• **Stated goal**
Search the entries below. Return every line that has "Överkalix" in it.

• **Working data**

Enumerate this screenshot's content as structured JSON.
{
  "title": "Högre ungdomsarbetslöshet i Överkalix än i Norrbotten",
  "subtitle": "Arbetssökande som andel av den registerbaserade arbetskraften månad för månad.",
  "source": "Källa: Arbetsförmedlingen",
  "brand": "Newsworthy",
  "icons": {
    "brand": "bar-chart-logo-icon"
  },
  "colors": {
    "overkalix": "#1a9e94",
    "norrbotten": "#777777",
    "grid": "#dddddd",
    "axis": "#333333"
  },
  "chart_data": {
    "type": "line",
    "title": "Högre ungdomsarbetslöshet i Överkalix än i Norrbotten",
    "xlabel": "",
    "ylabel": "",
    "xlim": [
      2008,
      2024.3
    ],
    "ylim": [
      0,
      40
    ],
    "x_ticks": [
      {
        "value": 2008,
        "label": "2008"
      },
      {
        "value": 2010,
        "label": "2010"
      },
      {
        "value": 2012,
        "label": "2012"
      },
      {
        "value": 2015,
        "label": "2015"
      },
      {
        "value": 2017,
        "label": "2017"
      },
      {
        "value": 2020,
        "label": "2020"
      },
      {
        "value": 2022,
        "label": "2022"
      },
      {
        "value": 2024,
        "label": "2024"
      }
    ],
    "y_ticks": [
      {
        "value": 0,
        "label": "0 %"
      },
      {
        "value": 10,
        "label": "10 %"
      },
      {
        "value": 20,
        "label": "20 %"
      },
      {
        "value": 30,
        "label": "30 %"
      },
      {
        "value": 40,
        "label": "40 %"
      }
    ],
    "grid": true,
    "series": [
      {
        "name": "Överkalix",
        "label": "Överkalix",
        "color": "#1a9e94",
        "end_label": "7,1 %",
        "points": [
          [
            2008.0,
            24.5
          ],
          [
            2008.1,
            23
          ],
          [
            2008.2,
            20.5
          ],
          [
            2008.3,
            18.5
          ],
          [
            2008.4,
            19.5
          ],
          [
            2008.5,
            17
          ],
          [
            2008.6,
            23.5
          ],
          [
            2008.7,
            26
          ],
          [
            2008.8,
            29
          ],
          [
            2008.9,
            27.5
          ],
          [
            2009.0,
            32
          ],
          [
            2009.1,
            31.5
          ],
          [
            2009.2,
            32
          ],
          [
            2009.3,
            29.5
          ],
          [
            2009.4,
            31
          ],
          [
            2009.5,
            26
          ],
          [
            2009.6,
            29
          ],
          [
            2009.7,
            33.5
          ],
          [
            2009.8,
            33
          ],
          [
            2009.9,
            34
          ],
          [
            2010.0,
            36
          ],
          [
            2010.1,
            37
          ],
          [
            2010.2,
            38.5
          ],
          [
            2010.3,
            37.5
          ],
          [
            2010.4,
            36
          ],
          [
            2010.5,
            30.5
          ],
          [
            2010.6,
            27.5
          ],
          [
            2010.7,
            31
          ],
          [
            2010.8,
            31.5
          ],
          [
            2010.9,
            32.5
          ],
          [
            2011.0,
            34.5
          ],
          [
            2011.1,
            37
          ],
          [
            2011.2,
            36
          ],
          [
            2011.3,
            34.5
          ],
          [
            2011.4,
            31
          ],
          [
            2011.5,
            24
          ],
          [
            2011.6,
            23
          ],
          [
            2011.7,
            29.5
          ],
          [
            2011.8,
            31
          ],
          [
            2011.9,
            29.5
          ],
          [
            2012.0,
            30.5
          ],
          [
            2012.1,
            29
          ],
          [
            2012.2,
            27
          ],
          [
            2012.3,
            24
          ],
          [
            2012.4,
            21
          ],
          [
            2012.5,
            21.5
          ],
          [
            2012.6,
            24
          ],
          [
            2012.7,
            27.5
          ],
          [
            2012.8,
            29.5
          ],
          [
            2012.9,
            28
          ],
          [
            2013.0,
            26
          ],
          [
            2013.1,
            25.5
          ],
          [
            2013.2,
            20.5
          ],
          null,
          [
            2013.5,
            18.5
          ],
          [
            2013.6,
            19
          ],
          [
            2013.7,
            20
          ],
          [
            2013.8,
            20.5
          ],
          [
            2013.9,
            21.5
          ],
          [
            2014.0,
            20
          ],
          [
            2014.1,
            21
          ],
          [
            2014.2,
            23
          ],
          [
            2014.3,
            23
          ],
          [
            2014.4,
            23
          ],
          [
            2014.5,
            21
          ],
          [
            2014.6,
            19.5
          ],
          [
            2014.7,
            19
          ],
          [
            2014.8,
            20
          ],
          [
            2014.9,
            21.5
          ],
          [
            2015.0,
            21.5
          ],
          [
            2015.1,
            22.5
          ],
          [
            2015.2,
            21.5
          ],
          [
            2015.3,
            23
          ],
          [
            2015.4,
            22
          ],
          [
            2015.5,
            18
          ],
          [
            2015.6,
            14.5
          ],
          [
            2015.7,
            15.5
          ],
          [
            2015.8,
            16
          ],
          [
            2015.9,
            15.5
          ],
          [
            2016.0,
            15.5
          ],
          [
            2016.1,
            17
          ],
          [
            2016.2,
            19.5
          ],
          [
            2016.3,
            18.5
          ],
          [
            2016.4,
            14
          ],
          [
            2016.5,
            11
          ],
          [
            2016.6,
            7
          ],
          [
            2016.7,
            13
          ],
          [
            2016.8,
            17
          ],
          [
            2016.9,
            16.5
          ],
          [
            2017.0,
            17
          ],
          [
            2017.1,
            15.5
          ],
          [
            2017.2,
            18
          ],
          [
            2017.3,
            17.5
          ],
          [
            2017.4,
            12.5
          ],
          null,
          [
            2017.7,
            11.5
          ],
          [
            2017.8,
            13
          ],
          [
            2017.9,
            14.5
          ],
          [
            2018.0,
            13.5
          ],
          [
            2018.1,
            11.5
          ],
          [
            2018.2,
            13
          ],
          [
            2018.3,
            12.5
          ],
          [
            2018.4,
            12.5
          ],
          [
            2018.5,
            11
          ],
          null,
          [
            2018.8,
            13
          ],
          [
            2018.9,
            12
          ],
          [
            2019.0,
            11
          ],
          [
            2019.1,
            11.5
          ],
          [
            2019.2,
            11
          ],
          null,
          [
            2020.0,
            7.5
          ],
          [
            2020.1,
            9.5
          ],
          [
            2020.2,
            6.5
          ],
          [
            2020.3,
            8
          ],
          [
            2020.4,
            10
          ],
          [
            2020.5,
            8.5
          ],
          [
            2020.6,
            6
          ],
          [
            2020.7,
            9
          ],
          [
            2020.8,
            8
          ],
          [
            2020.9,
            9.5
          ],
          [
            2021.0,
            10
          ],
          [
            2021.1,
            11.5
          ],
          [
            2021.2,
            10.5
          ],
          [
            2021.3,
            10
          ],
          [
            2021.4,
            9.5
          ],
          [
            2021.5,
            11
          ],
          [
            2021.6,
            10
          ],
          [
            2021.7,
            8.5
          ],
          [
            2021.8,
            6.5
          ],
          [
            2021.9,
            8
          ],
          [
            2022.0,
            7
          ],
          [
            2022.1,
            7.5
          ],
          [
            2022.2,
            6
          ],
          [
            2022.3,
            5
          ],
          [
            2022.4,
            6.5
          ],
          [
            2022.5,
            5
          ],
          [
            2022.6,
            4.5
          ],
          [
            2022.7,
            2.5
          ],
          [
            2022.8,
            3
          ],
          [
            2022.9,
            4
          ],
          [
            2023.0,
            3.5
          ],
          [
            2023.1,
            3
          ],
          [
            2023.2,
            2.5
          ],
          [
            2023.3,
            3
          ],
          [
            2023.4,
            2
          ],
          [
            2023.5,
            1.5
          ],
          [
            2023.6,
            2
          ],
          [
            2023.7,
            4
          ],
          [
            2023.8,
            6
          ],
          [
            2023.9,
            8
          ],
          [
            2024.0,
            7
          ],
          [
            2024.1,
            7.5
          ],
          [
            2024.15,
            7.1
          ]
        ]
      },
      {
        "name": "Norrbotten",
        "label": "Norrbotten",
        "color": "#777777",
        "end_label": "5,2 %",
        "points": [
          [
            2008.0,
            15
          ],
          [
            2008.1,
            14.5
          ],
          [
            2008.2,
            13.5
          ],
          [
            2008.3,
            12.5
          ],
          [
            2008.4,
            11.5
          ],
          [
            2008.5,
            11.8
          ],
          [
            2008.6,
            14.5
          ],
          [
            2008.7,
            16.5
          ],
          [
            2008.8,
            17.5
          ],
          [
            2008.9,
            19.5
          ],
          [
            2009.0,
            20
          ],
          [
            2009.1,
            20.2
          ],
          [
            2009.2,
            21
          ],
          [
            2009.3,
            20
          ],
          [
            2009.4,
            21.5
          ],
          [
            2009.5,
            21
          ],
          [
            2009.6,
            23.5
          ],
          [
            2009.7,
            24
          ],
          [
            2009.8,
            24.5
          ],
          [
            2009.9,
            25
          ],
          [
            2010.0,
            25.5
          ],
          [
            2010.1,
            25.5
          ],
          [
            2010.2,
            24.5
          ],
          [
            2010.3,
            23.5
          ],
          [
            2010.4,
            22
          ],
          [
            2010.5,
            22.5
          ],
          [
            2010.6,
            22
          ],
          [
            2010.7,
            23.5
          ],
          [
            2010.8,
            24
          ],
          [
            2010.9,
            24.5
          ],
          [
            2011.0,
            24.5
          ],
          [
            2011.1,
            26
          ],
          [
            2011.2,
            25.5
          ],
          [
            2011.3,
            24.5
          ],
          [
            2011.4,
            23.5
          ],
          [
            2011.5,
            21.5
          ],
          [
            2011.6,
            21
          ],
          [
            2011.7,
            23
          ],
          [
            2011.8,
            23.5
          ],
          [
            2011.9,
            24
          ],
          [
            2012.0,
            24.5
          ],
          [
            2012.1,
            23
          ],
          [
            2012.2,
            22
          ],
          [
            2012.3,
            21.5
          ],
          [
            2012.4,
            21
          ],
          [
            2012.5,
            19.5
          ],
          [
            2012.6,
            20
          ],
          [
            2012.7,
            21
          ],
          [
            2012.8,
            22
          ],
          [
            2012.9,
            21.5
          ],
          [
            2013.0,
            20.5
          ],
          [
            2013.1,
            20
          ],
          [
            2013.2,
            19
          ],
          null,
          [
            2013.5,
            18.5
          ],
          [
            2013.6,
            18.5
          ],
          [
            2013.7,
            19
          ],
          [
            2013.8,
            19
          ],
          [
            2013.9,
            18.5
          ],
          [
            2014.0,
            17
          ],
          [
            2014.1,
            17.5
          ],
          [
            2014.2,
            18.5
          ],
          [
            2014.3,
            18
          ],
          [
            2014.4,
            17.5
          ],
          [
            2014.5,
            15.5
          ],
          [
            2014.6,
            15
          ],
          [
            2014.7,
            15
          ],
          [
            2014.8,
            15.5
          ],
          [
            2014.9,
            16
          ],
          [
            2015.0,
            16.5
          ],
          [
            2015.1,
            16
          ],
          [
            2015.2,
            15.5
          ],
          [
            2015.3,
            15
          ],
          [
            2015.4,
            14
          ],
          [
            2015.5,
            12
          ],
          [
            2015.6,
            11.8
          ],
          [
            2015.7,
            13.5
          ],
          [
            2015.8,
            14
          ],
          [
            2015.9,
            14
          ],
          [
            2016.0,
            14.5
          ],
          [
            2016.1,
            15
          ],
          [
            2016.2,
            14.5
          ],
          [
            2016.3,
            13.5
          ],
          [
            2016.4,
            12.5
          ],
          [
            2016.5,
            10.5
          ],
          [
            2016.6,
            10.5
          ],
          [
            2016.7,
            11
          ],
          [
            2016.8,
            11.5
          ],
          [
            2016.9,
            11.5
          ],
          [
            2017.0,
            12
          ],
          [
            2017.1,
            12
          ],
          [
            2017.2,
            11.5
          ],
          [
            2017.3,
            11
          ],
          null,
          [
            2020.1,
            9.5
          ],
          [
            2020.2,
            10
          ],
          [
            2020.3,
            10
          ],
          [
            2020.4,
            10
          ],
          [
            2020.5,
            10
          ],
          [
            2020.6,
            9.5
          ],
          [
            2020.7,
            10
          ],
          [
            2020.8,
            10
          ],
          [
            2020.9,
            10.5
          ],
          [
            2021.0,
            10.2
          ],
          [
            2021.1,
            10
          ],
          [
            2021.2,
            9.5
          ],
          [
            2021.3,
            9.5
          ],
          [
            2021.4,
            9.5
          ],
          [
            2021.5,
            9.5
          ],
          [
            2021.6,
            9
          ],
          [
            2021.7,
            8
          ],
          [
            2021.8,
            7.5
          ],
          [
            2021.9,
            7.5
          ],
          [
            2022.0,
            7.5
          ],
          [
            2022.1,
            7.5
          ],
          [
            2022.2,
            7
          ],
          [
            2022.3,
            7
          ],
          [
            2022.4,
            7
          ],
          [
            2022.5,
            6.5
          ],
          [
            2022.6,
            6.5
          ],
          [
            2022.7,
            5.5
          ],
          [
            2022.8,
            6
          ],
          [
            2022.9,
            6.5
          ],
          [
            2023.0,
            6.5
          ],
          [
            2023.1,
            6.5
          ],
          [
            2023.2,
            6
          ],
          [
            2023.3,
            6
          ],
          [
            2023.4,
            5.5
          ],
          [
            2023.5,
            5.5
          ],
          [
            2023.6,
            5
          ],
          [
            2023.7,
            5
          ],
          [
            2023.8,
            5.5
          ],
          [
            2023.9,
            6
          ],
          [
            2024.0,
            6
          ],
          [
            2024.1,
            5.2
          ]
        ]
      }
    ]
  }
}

• **Solution to this task**
  "title": "Högre ungdomsarbetslöshet i Överkalix än i Norrbotten",
    "title": "Högre ungdomsarbetslöshet i Överkalix än i Norrbotten",
        "name": "Överkalix",
        "label": "Överkalix",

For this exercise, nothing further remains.